• **Given task**: Write every line out verbatim and omit the pictures.
>> begin The input
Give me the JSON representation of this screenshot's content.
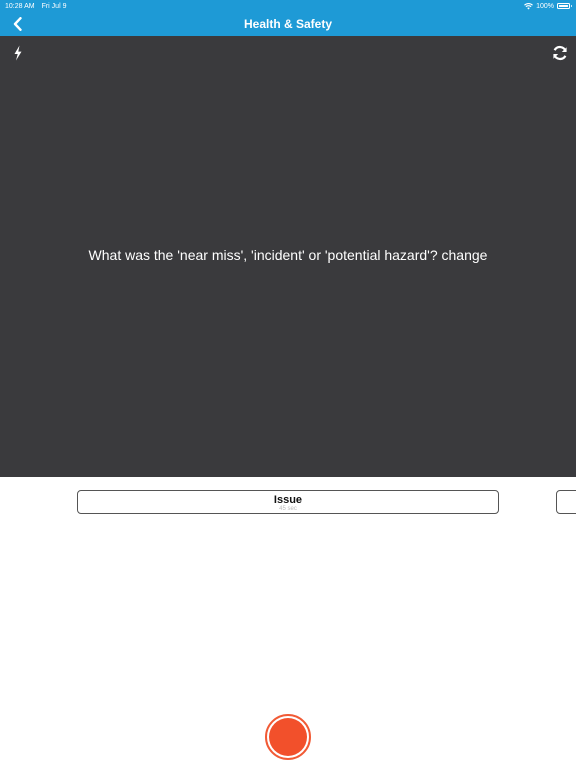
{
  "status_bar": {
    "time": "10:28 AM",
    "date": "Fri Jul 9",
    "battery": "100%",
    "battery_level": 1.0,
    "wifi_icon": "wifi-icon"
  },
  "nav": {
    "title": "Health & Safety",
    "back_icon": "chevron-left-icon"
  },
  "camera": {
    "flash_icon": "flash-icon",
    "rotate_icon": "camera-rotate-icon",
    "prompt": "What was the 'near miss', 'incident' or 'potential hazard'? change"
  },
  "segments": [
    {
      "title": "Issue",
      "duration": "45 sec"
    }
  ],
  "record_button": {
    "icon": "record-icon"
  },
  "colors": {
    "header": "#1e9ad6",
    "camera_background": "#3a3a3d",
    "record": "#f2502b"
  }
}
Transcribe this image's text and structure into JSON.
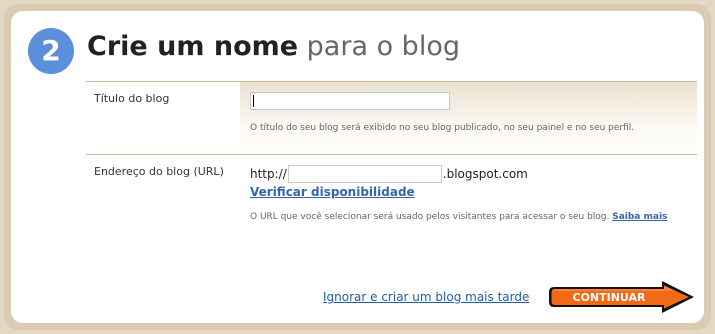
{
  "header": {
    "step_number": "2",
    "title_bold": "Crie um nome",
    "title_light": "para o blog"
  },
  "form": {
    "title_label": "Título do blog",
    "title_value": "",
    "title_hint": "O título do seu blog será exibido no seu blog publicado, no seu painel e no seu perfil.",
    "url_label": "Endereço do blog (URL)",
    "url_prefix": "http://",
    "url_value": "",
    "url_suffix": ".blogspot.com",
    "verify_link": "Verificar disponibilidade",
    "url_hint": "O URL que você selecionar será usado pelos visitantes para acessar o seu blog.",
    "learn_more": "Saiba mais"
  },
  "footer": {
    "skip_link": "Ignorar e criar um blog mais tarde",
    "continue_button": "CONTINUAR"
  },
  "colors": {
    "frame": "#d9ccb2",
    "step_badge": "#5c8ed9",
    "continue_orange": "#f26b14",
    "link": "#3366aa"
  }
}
>> end The input
• **Response below**:
Give me the JSON representation of this screenshot's content.
{
  "status_bar": {
    "time": "10:28 AM",
    "date": "Fri Jul 9",
    "battery": "100%",
    "battery_level": 1.0,
    "wifi_icon": "wifi-icon"
  },
  "nav": {
    "title": "Health & Safety",
    "back_icon": "chevron-left-icon"
  },
  "camera": {
    "flash_icon": "flash-icon",
    "rotate_icon": "camera-rotate-icon",
    "prompt": "What was the 'near miss', 'incident' or 'potential hazard'? change"
  },
  "segments": [
    {
      "title": "Issue",
      "duration": "45 sec"
    }
  ],
  "record_button": {
    "icon": "record-icon"
  },
  "colors": {
    "header": "#1e9ad6",
    "camera_background": "#3a3a3d",
    "record": "#f2502b"
  }
}
Transcribe this image's text and structure into JSON.
{
  "header": {
    "step_number": "2",
    "title_bold": "Crie um nome",
    "title_light": "para o blog"
  },
  "form": {
    "title_label": "Título do blog",
    "title_value": "",
    "title_hint": "O título do seu blog será exibido no seu blog publicado, no seu painel e no seu perfil.",
    "url_label": "Endereço do blog (URL)",
    "url_prefix": "http://",
    "url_value": "",
    "url_suffix": ".blogspot.com",
    "verify_link": "Verificar disponibilidade",
    "url_hint": "O URL que você selecionar será usado pelos visitantes para acessar o seu blog.",
    "learn_more": "Saiba mais"
  },
  "footer": {
    "skip_link": "Ignorar e criar um blog mais tarde",
    "continue_button": "CONTINUAR"
  },
  "colors": {
    "frame": "#d9ccb2",
    "step_badge": "#5c8ed9",
    "continue_orange": "#f26b14",
    "link": "#3366aa"
  }
}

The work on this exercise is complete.